Stored data
━━━━━━━━━━
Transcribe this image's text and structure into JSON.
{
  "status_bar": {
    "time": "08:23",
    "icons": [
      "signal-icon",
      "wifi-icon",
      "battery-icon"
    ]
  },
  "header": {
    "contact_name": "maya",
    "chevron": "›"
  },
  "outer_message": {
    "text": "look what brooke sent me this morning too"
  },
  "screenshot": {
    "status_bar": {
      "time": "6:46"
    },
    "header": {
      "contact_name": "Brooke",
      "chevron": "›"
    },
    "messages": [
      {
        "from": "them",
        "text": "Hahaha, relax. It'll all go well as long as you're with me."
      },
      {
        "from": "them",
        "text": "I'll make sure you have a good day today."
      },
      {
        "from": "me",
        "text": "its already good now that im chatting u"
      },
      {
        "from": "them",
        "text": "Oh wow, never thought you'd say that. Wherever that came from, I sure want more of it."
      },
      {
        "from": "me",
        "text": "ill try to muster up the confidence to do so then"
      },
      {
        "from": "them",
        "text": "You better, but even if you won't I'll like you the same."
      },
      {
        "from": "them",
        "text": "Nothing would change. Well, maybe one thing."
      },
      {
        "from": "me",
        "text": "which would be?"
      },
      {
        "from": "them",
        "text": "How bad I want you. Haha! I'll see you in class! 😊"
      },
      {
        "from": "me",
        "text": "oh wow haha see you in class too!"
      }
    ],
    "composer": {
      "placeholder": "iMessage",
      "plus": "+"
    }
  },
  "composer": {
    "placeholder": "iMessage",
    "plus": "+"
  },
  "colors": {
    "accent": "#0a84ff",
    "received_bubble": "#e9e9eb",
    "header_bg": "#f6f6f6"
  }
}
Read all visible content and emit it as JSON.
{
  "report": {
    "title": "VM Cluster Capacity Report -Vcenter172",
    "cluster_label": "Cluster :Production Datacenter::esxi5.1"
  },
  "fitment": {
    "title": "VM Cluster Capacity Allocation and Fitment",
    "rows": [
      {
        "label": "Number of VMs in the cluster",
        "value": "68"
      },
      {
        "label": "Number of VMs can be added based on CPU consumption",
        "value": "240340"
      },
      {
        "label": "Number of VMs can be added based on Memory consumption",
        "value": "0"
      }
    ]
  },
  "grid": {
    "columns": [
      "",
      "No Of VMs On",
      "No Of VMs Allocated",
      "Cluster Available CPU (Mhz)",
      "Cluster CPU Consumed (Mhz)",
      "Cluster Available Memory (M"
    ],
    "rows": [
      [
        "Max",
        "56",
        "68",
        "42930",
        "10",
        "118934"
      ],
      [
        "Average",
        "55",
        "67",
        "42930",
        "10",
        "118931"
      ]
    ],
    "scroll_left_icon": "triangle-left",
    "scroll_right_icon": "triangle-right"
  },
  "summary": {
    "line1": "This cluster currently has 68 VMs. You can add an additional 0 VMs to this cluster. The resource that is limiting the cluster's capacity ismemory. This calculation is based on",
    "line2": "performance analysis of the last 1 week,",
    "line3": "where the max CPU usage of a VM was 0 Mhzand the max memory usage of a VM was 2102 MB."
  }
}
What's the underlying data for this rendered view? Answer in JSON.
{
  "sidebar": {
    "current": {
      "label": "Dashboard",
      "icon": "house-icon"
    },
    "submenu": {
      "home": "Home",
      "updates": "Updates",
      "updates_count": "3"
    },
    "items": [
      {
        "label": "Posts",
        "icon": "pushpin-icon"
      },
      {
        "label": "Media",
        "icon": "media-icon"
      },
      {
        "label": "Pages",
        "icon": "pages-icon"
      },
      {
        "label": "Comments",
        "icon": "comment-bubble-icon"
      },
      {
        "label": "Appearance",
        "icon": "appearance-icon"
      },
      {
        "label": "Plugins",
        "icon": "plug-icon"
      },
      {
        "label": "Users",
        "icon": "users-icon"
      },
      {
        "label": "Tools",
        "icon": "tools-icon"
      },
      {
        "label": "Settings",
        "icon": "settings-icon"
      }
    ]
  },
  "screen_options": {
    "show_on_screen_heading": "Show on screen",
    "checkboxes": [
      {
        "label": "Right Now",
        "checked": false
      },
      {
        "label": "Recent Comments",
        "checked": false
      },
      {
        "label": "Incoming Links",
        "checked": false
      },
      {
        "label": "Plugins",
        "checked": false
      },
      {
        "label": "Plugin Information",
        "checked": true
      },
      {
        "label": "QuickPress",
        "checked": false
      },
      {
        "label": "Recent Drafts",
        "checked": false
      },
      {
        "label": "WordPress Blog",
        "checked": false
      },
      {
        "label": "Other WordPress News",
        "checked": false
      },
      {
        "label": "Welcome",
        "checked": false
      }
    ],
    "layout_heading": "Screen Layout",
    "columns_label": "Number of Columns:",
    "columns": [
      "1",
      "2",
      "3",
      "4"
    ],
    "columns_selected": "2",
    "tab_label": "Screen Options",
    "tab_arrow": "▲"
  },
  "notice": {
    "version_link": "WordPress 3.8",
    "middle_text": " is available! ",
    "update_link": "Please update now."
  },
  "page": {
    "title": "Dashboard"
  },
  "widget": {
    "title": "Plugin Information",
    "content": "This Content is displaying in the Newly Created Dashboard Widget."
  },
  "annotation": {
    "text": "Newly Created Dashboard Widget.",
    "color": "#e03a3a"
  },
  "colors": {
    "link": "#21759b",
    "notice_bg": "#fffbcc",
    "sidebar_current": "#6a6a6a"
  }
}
━━━━━━━━━━
Given task -> Every entry must be quoted exactly as it appears above.

Answer ->
Transcribe this image's text and structure into JSON.
{
  "status_bar": {
    "time": "08:23",
    "icons": [
      "signal-icon",
      "wifi-icon",
      "battery-icon"
    ]
  },
  "header": {
    "contact_name": "maya",
    "chevron": "›"
  },
  "outer_message": {
    "text": "look what brooke sent me this morning too"
  },
  "screenshot": {
    "status_bar": {
      "time": "6:46"
    },
    "header": {
      "contact_name": "Brooke",
      "chevron": "›"
    },
    "messages": [
      {
        "from": "them",
        "text": "Hahaha, relax. It'll all go well as long as you're with me."
      },
      {
        "from": "them",
        "text": "I'll make sure you have a good day today."
      },
      {
        "from": "me",
        "text": "its already good now that im chatting u"
      },
      {
        "from": "them",
        "text": "Oh wow, never thought you'd say that. Wherever that came from, I sure want more of it."
      },
      {
        "from": "me",
        "text": "ill try to muster up the confidence to do so then"
      },
      {
        "from": "them",
        "text": "You better, but even if you won't I'll like you the same."
      },
      {
        "from": "them",
        "text": "Nothing would change. Well, maybe one thing."
      },
      {
        "from": "me",
        "text": "which would be?"
      },
      {
        "from": "them",
        "text": "How bad I want you. Haha! I'll see you in class! 😊"
      },
      {
        "from": "me",
        "text": "oh wow haha see you in class too!"
      }
    ],
    "composer": {
      "placeholder": "iMessage",
      "plus": "+"
    }
  },
  "composer": {
    "placeholder": "iMessage",
    "plus": "+"
  },
  "colors": {
    "accent": "#0a84ff",
    "received_bubble": "#e9e9eb",
    "header_bg": "#f6f6f6"
  }
}
Read all visible content and emit it as JSON.
{
  "report": {
    "title": "VM Cluster Capacity Report -Vcenter172",
    "cluster_label": "Cluster :Production Datacenter::esxi5.1"
  },
  "fitment": {
    "title": "VM Cluster Capacity Allocation and Fitment",
    "rows": [
      {
        "label": "Number of VMs in the cluster",
        "value": "68"
      },
      {
        "label": "Number of VMs can be added based on CPU consumption",
        "value": "240340"
      },
      {
        "label": "Number of VMs can be added based on Memory consumption",
        "value": "0"
      }
    ]
  },
  "grid": {
    "columns": [
      "",
      "No Of VMs On",
      "No Of VMs Allocated",
      "Cluster Available CPU (Mhz)",
      "Cluster CPU Consumed (Mhz)",
      "Cluster Available Memory (M"
    ],
    "rows": [
      [
        "Max",
        "56",
        "68",
        "42930",
        "10",
        "118934"
      ],
      [
        "Average",
        "55",
        "67",
        "42930",
        "10",
        "118931"
      ]
    ],
    "scroll_left_icon": "triangle-left",
    "scroll_right_icon": "triangle-right"
  },
  "summary": {
    "line1": "This cluster currently has 68 VMs. You can add an additional 0 VMs to this cluster. The resource that is limiting the cluster's capacity ismemory. This calculation is based on",
    "line2": "performance analysis of the last 1 week,",
    "line3": "where the max CPU usage of a VM was 0 Mhzand the max memory usage of a VM was 2102 MB."
  }
}
What's the underlying data for this rendered view? Answer in JSON.
{
  "sidebar": {
    "current": {
      "label": "Dashboard",
      "icon": "house-icon"
    },
    "submenu": {
      "home": "Home",
      "updates": "Updates",
      "updates_count": "3"
    },
    "items": [
      {
        "label": "Posts",
        "icon": "pushpin-icon"
      },
      {
        "label": "Media",
        "icon": "media-icon"
      },
      {
        "label": "Pages",
        "icon": "pages-icon"
      },
      {
        "label": "Comments",
        "icon": "comment-bubble-icon"
      },
      {
        "label": "Appearance",
        "icon": "appearance-icon"
      },
      {
        "label": "Plugins",
        "icon": "plug-icon"
      },
      {
        "label": "Users",
        "icon": "users-icon"
      },
      {
        "label": "Tools",
        "icon": "tools-icon"
      },
      {
        "label": "Settings",
        "icon": "settings-icon"
      }
    ]
  },
  "screen_options": {
    "show_on_screen_heading": "Show on screen",
    "checkboxes": [
      {
        "label": "Right Now",
        "checked": false
      },
      {
        "label": "Recent Comments",
        "checked": false
      },
      {
        "label": "Incoming Links",
        "checked": false
      },
      {
        "label": "Plugins",
        "checked": false
      },
      {
        "label": "Plugin Information",
        "checked": true
      },
      {
        "label": "QuickPress",
        "checked": false
      },
      {
        "label": "Recent Drafts",
        "checked": false
      },
      {
        "label": "WordPress Blog",
        "checked": false
      },
      {
        "label": "Other WordPress News",
        "checked": false
      },
      {
        "label": "Welcome",
        "checked": false
      }
    ],
    "layout_heading": "Screen Layout",
    "columns_label": "Number of Columns:",
    "columns": [
      "1",
      "2",
      "3",
      "4"
    ],
    "columns_selected": "2",
    "tab_label": "Screen Options",
    "tab_arrow": "▲"
  },
  "notice": {
    "version_link": "WordPress 3.8",
    "middle_text": " is available! ",
    "update_link": "Please update now."
  },
  "page": {
    "title": "Dashboard"
  },
  "widget": {
    "title": "Plugin Information",
    "content": "This Content is displaying in the Newly Created Dashboard Widget."
  },
  "annotation": {
    "text": "Newly Created Dashboard Widget.",
    "color": "#e03a3a"
  },
  "colors": {
    "link": "#21759b",
    "notice_bg": "#fffbcc",
    "sidebar_current": "#6a6a6a"
  }
}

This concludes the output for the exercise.